§ **What is expected**: Restate each of the lines below word for word and drop every picture.

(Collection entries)
--- Begin ---

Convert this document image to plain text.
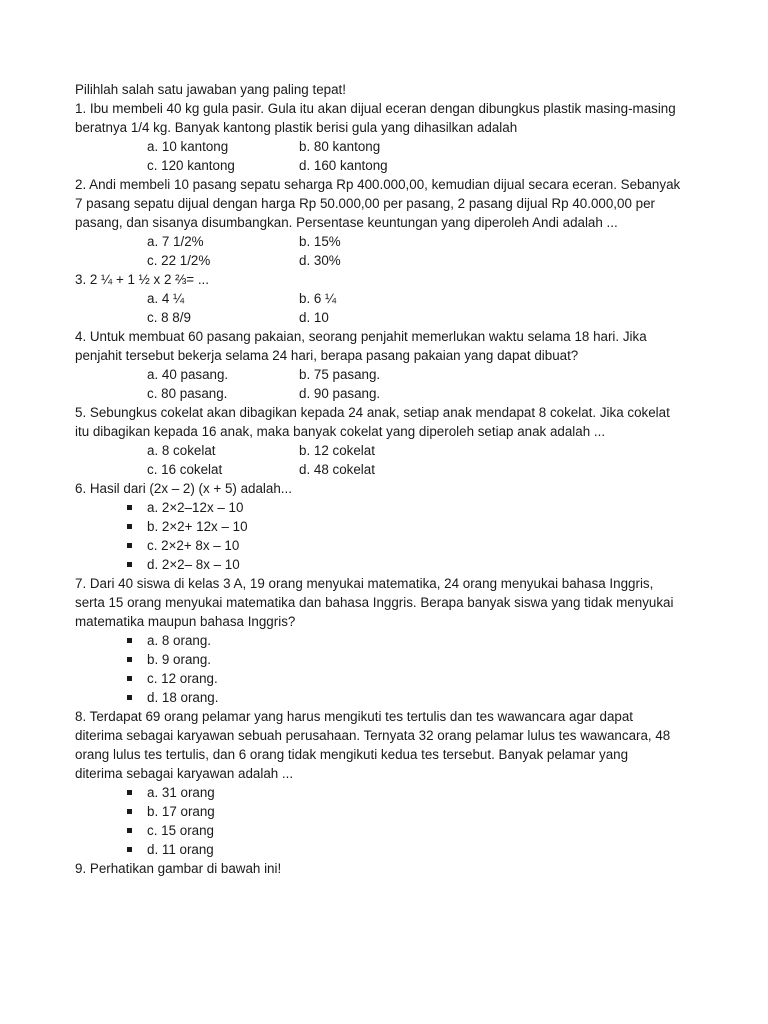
Pilihlah salah satu jawaban yang paling tepat!
1. Ibu membeli 40 kg gula pasir. Gula itu akan dijual eceran dengan dibungkus plastik masing-masing
beratnya 1/4 kg. Banyak kantong plastik berisi gula yang dihasilkan adalah
a. 10 kantong	b. 80 kantong
c. 120 kantong	d. 160 kantong
2. Andi membeli 10 pasang sepatu seharga Rp 400.000,00, kemudian dijual secara eceran. Sebanyak
7 pasang sepatu dijual dengan harga Rp 50.000,00 per pasang, 2 pasang dijual Rp 40.000,00 per
pasang, dan sisanya disumbangkan. Persentase keuntungan yang diperoleh Andi adalah ...
a. 7 1/2%	b. 15%
c. 22 1/2%	d. 30%
3. 2 ¼ + 1 ½ x 2 ⅔= ...
a. 4 ¼	b. 6 ¼
c. 8 8/9	d. 10
4. Untuk membuat 60 pasang pakaian, seorang penjahit memerlukan waktu selama 18 hari. Jika
penjahit tersebut bekerja selama 24 hari, berapa pasang pakaian yang dapat dibuat?
a. 40 pasang.	b. 75 pasang.
c. 80 pasang.	d. 90 pasang.
5. Sebungkus cokelat akan dibagikan kepada 24 anak, setiap anak mendapat 8 cokelat. Jika cokelat
itu dibagikan kepada 16 anak, maka banyak cokelat yang diperoleh setiap anak adalah ...
a. 8 cokelat	b. 12 cokelat
c. 16 cokelat	d. 48 cokelat
6. Hasil dari (2x – 2) (x + 5) adalah...
a. 2×2–12x – 10
b. 2×2+ 12x – 10
c. 2×2+ 8x – 10
d. 2×2– 8x – 10
7. Dari 40 siswa di kelas 3 A, 19 orang menyukai matematika, 24 orang menyukai bahasa Inggris,
serta 15 orang menyukai matematika dan bahasa Inggris. Berapa banyak siswa yang tidak menyukai
matematika maupun bahasa Inggris?
a. 8 orang.
b. 9 orang.
c. 12 orang.
d. 18 orang.
8. Terdapat 69 orang pelamar yang harus mengikuti tes tertulis dan tes wawancara agar dapat
diterima sebagai karyawan sebuah perusahaan. Ternyata 32 orang pelamar lulus tes wawancara, 48
orang lulus tes tertulis, dan 6 orang tidak mengikuti kedua tes tersebut. Banyak pelamar yang
diterima sebagai karyawan adalah ...
a. 31 orang
b. 17 orang
c. 15 orang
d. 11 orang
9. Perhatikan gambar di bawah ini!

--- End ---

§ **Correct response**:
Convert this document image to plain text.
Pilihlah salah satu jawaban yang paling tepat!
1. Ibu membeli 40 kg gula pasir. Gula itu akan dijual eceran dengan dibungkus plastik masing-masing
beratnya 1/4 kg. Banyak kantong plastik berisi gula yang dihasilkan adalah
a. 10 kantong	b. 80 kantong
c. 120 kantong	d. 160 kantong
2. Andi membeli 10 pasang sepatu seharga Rp 400.000,00, kemudian dijual secara eceran. Sebanyak
7 pasang sepatu dijual dengan harga Rp 50.000,00 per pasang, 2 pasang dijual Rp 40.000,00 per
pasang, dan sisanya disumbangkan. Persentase keuntungan yang diperoleh Andi adalah ...
a. 7 1/2%	b. 15%
c. 22 1/2%	d. 30%
3. 2 ¼ + 1 ½ x 2 ⅔= ...
a. 4 ¼	b. 6 ¼
c. 8 8/9	d. 10
4. Untuk membuat 60 pasang pakaian, seorang penjahit memerlukan waktu selama 18 hari. Jika
penjahit tersebut bekerja selama 24 hari, berapa pasang pakaian yang dapat dibuat?
a. 40 pasang.	b. 75 pasang.
c. 80 pasang.	d. 90 pasang.
5. Sebungkus cokelat akan dibagikan kepada 24 anak, setiap anak mendapat 8 cokelat. Jika cokelat
itu dibagikan kepada 16 anak, maka banyak cokelat yang diperoleh setiap anak adalah ...
a. 8 cokelat	b. 12 cokelat
c. 16 cokelat	d. 48 cokelat
6. Hasil dari (2x – 2) (x + 5) adalah...
a. 2×2–12x – 10
b. 2×2+ 12x – 10
c. 2×2+ 8x – 10
d. 2×2– 8x – 10
7. Dari 40 siswa di kelas 3 A, 19 orang menyukai matematika, 24 orang menyukai bahasa Inggris,
serta 15 orang menyukai matematika dan bahasa Inggris. Berapa banyak siswa yang tidak menyukai
matematika maupun bahasa Inggris?
a. 8 orang.
b. 9 orang.
c. 12 orang.
d. 18 orang.
8. Terdapat 69 orang pelamar yang harus mengikuti tes tertulis dan tes wawancara agar dapat
diterima sebagai karyawan sebuah perusahaan. Ternyata 32 orang pelamar lulus tes wawancara, 48
orang lulus tes tertulis, dan 6 orang tidak mengikuti kedua tes tersebut. Banyak pelamar yang
diterima sebagai karyawan adalah ...
a. 31 orang
b. 17 orang
c. 15 orang
d. 11 orang
9. Perhatikan gambar di bawah ini!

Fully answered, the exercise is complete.